** Collection entries **
***

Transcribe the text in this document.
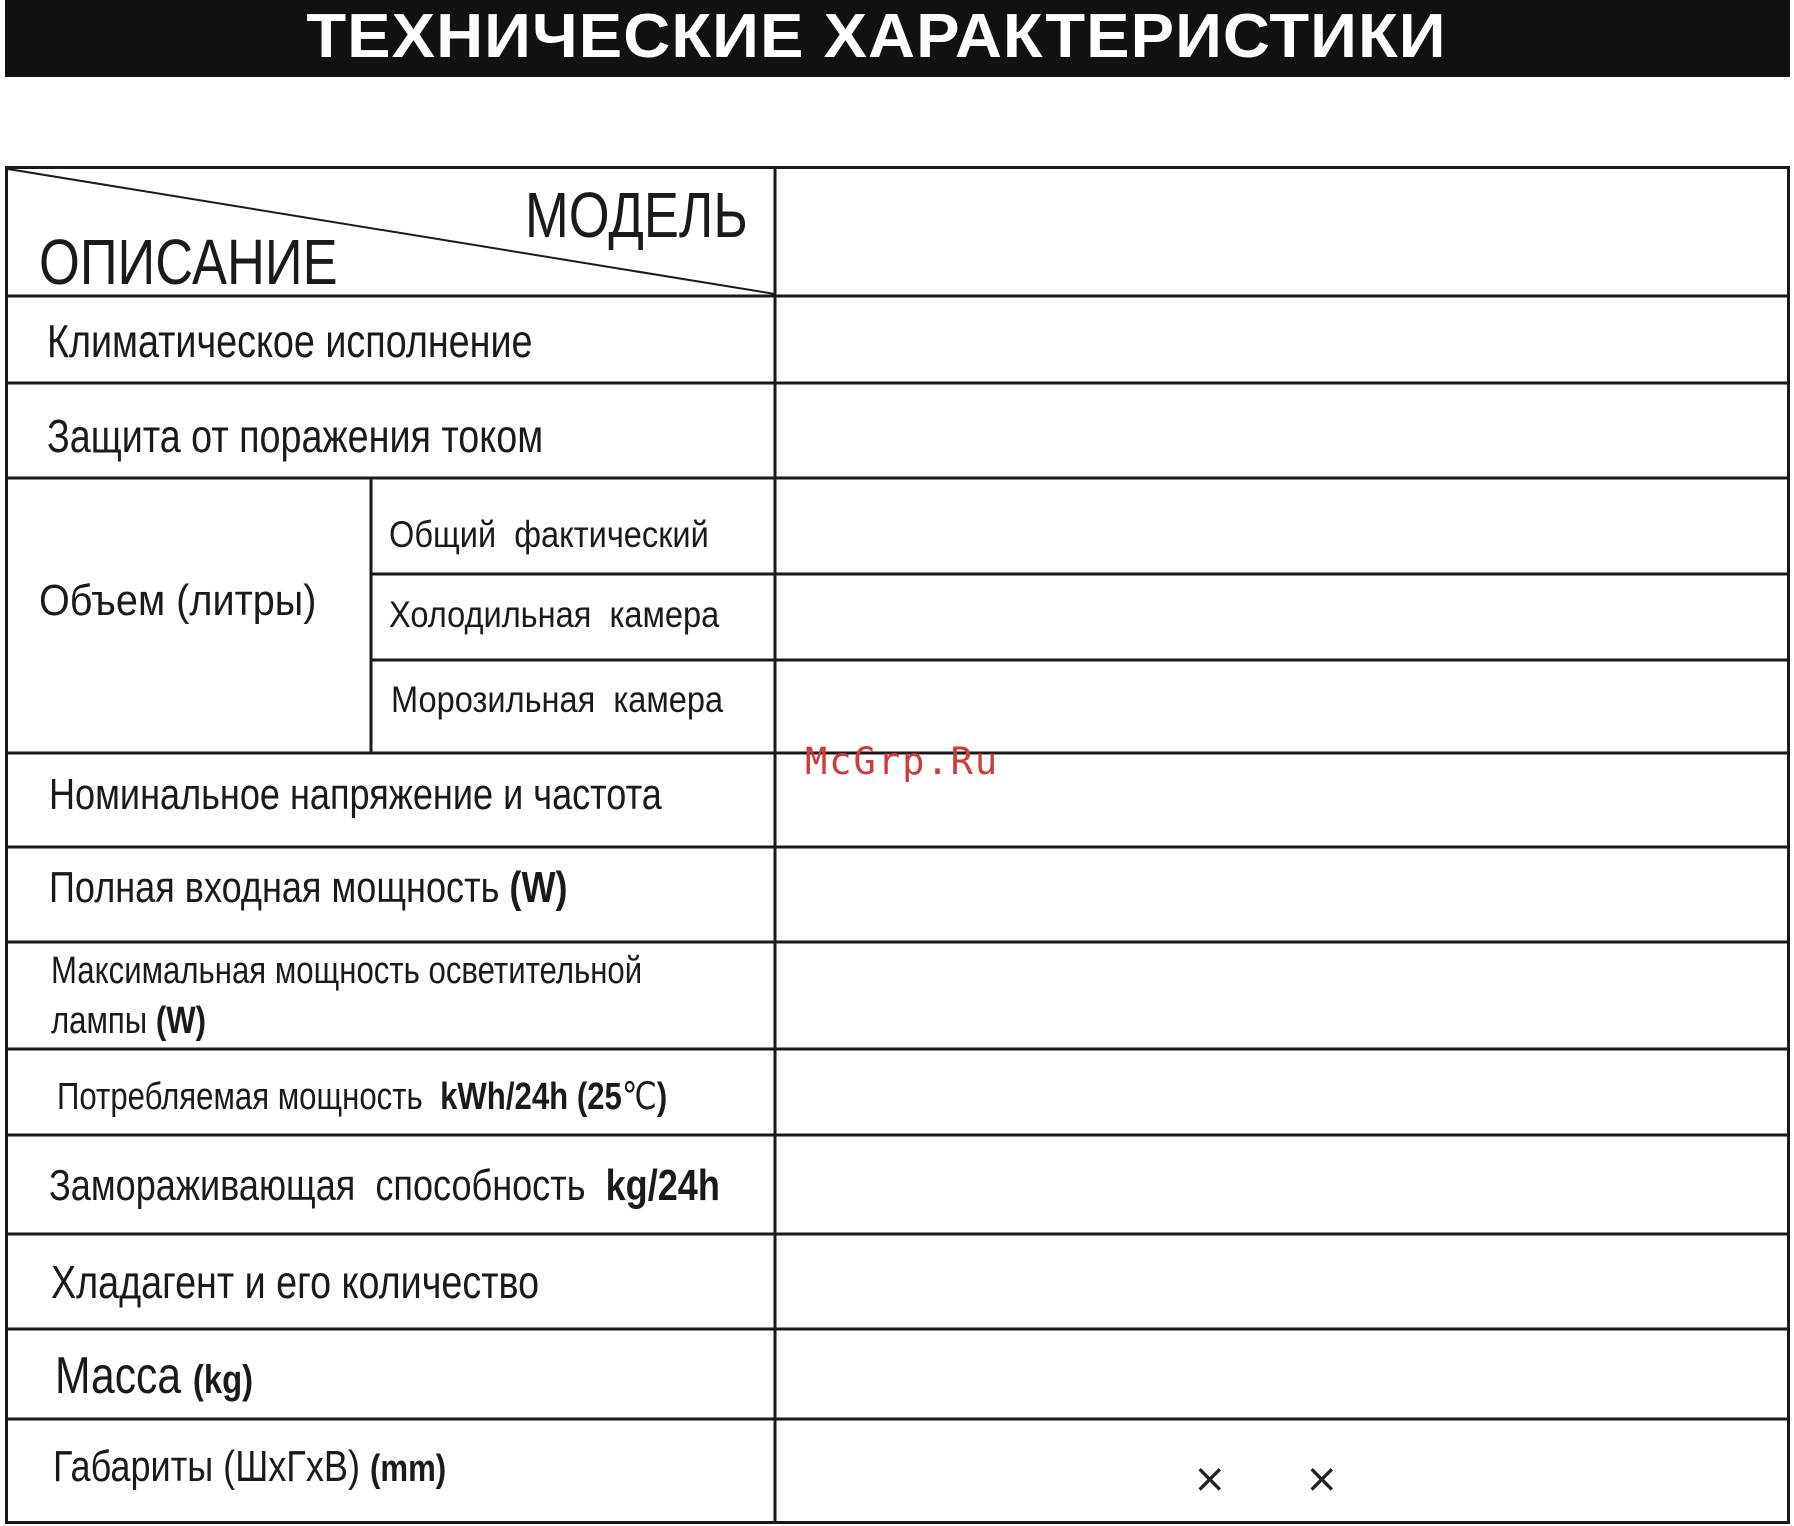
ТЕХНИЧЕСКИЕ ХАРАКТЕРИСТИКИ
МОДЕЛЬ
ОПИСАНИЕ
Климатическое исполнение
Защита от поражения током
Объем (литры)
Общий  фактический
Холодильная  камера
Морозильная  камера
Номинальное напряжение и частота
Полная входная мощность (W)
Максимальная мощность осветительной
лампы (W)
Потребляемая мощность  kWh/24h (25℃)
Замораживающая  способность  kg/24h
Хладагент и его количество
Масса (kg)
Габариты (ШхГхВ) (mm)	× ×
McGrp.Ru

***

Leave out the pictures and output every record above precisely as given.

Transcribe the text in this document.
ТЕХНИЧЕСКИЕ ХАРАКТЕРИСТИКИ
МОДЕЛЬ
ОПИСАНИЕ
Климатическое исполнение
Защита от поражения током
Объем (литры)
Общий  фактический
Холодильная  камера
Морозильная  камера
Номинальное напряжение и частота
Полная входная мощность (W)
Максимальная мощность осветительной
лампы (W)
Потребляемая мощность  kWh/24h (25℃)
Замораживающая  способность  kg/24h
Хладагент и его количество
Масса (kg)
Габариты (ШхГхВ) (mm)	× ×
McGrp.Ru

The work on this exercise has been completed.